Dataset entries:
══════════

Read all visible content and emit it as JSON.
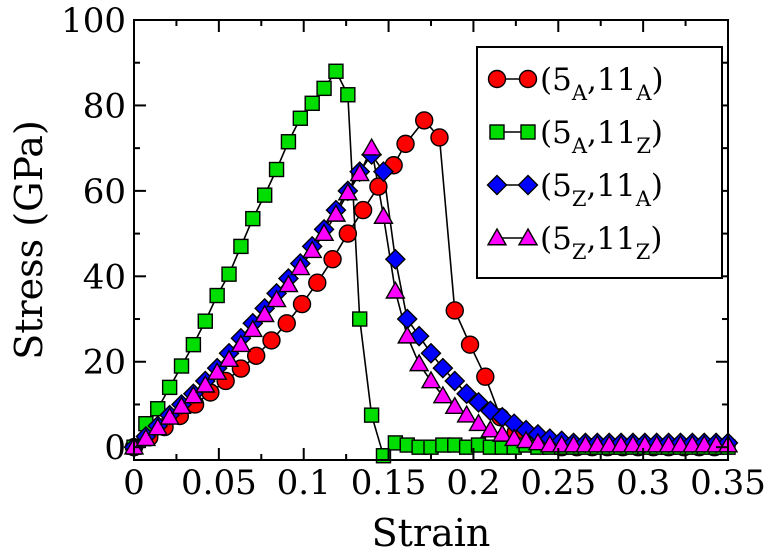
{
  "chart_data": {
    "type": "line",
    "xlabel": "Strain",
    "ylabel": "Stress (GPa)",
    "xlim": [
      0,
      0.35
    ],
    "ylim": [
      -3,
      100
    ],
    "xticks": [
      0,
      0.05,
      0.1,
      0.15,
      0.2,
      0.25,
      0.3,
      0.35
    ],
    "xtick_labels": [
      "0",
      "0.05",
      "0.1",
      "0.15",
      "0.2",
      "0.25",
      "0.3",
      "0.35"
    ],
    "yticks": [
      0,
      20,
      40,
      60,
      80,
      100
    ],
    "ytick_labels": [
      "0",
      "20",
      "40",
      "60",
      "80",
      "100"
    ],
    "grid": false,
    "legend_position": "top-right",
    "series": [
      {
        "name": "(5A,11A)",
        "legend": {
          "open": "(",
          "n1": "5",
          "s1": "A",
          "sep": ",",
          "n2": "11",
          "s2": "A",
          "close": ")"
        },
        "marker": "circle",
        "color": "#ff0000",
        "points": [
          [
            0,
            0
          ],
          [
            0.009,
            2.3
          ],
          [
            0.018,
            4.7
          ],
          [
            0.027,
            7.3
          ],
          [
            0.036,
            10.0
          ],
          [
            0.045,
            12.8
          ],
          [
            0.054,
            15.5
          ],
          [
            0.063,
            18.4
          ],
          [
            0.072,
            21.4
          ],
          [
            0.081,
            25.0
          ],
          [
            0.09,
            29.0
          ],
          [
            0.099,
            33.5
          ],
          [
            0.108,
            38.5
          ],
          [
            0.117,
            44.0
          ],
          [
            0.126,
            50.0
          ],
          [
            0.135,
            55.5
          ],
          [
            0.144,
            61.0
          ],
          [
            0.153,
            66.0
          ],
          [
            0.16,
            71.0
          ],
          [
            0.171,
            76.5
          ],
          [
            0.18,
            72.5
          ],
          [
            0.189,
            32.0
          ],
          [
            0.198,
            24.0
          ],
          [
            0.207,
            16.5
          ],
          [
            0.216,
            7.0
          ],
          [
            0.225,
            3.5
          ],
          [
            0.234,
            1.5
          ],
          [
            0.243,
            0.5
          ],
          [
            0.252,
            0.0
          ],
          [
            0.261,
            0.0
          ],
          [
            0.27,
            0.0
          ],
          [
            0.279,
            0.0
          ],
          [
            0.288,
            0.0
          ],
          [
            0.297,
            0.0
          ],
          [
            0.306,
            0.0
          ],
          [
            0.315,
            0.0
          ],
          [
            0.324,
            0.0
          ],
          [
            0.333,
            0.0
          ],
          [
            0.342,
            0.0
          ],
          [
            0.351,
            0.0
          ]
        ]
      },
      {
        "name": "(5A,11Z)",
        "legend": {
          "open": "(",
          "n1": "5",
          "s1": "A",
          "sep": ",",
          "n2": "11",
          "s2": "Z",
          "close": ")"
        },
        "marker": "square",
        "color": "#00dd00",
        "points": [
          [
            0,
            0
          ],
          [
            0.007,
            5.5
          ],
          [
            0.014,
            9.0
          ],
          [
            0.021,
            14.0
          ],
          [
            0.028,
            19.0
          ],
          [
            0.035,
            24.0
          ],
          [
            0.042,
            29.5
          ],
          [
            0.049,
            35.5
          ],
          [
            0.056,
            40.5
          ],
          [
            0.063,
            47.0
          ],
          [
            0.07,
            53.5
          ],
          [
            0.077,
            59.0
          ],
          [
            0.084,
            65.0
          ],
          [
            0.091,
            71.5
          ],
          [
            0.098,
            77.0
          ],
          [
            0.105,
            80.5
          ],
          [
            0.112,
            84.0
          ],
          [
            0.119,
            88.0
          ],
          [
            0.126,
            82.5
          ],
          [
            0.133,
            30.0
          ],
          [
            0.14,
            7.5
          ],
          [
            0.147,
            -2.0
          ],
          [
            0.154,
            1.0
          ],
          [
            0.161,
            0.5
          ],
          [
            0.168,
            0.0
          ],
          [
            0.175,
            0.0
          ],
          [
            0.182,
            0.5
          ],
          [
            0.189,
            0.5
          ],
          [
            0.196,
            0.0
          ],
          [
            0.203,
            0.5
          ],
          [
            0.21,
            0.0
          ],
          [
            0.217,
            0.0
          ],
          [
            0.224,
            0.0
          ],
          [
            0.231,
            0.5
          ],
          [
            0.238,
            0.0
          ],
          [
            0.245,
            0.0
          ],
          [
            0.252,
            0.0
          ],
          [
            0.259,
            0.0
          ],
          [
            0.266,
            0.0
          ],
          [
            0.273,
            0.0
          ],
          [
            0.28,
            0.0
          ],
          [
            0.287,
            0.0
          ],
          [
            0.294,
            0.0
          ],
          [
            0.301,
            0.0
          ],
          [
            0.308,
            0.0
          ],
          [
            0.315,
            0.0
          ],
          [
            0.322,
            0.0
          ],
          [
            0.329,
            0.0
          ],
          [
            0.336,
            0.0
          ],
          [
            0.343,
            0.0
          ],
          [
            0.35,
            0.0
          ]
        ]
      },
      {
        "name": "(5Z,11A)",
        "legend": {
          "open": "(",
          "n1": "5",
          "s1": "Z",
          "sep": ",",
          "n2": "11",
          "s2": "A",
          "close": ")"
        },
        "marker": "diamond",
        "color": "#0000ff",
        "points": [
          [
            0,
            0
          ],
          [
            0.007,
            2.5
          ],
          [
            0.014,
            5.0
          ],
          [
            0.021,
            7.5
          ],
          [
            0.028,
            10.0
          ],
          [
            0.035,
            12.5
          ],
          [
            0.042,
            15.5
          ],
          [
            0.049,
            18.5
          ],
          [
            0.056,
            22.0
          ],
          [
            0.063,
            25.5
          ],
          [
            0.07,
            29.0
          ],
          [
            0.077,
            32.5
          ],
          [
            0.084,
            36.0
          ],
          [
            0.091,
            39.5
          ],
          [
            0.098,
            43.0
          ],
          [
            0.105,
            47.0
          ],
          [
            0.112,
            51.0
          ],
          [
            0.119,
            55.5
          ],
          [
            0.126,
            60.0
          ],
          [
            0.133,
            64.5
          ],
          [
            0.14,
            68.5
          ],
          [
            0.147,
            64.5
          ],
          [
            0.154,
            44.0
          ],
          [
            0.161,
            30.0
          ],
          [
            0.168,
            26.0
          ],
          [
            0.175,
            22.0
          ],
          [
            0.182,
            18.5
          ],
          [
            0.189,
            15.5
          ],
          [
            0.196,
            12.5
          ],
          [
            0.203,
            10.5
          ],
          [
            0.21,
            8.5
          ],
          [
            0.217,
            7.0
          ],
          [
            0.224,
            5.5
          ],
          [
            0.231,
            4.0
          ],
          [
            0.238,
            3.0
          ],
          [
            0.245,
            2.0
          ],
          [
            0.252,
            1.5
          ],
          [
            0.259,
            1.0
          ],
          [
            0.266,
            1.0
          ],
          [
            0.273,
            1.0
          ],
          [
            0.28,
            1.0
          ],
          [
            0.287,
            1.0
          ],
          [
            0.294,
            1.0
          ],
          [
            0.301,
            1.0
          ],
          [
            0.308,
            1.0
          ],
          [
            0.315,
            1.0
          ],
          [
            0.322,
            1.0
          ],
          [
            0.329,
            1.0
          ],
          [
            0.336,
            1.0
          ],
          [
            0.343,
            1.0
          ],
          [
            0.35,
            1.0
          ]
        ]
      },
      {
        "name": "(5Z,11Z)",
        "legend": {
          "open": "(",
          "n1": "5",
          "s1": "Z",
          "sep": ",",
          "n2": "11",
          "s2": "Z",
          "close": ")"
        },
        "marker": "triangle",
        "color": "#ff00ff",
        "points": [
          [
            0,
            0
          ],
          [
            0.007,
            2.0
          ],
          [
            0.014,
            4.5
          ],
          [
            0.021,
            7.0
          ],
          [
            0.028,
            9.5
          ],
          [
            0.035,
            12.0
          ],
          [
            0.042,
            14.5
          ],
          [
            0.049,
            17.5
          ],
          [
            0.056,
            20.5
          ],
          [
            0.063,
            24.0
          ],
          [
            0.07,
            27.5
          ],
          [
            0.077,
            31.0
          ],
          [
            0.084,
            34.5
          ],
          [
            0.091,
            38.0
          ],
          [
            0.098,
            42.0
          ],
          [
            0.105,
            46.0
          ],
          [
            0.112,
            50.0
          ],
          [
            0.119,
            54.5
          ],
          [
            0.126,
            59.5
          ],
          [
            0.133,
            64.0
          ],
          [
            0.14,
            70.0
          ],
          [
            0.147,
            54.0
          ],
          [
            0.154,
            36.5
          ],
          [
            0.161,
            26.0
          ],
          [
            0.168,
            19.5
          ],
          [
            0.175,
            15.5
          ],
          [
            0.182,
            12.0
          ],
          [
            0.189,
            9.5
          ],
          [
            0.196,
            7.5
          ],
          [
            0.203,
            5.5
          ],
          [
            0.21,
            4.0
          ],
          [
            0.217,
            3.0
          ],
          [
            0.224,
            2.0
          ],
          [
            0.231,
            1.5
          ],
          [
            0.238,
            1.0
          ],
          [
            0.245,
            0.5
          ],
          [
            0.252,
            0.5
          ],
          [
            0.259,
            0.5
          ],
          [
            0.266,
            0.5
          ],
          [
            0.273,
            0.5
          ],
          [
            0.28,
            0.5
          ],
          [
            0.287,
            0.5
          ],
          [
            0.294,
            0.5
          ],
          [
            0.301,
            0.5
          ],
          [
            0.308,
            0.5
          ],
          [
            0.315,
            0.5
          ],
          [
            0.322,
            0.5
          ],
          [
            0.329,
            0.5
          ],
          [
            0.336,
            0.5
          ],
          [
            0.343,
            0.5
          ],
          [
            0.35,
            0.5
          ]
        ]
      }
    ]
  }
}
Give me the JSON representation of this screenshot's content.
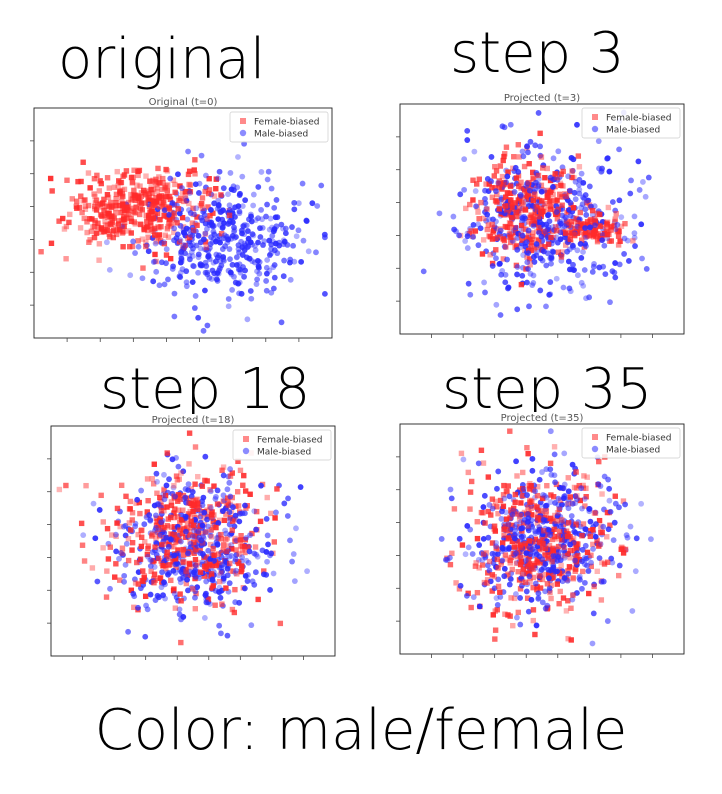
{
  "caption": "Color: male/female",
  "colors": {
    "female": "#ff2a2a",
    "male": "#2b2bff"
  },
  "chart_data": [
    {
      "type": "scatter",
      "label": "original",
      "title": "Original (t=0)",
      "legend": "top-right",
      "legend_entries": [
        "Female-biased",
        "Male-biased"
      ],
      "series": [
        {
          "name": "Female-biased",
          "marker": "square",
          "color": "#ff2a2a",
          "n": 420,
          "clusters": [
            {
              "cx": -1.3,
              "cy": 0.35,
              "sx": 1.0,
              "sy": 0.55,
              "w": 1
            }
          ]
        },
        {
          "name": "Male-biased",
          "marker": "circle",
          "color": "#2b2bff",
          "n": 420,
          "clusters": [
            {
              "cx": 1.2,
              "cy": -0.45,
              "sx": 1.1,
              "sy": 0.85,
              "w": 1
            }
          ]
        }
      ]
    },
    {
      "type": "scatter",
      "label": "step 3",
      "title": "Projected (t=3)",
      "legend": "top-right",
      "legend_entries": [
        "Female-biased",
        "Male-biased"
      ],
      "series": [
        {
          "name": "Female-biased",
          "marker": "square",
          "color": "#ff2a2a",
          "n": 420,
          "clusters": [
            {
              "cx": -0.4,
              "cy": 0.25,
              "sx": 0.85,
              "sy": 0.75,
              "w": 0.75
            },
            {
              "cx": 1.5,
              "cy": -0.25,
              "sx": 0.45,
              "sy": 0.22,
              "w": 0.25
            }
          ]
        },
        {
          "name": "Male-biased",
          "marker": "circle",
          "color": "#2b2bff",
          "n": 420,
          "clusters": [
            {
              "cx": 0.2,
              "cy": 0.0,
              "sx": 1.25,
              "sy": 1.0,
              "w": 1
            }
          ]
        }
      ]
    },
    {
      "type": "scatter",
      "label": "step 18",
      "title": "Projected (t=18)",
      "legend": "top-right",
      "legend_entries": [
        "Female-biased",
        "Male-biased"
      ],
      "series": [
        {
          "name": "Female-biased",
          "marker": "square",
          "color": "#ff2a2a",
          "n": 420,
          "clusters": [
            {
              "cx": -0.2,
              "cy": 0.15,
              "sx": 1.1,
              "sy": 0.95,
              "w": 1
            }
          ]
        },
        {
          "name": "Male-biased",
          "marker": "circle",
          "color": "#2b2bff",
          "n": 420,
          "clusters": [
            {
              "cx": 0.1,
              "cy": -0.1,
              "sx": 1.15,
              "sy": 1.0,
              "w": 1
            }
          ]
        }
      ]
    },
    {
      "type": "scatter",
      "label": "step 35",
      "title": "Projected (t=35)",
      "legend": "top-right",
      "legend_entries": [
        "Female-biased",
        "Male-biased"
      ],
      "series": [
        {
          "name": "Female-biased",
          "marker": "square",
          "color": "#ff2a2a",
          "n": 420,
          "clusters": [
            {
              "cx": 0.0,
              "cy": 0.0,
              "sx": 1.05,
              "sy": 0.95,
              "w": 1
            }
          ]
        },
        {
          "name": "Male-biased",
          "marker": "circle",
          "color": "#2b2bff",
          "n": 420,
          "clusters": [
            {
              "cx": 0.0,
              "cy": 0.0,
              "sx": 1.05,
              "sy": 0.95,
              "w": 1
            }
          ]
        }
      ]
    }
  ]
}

══════════

# EXERCISE DIRECTIONS
Check each line of the data above for the word "title", then state how many lines have it. Give the number alone.

# THE COMPLETED TASK
4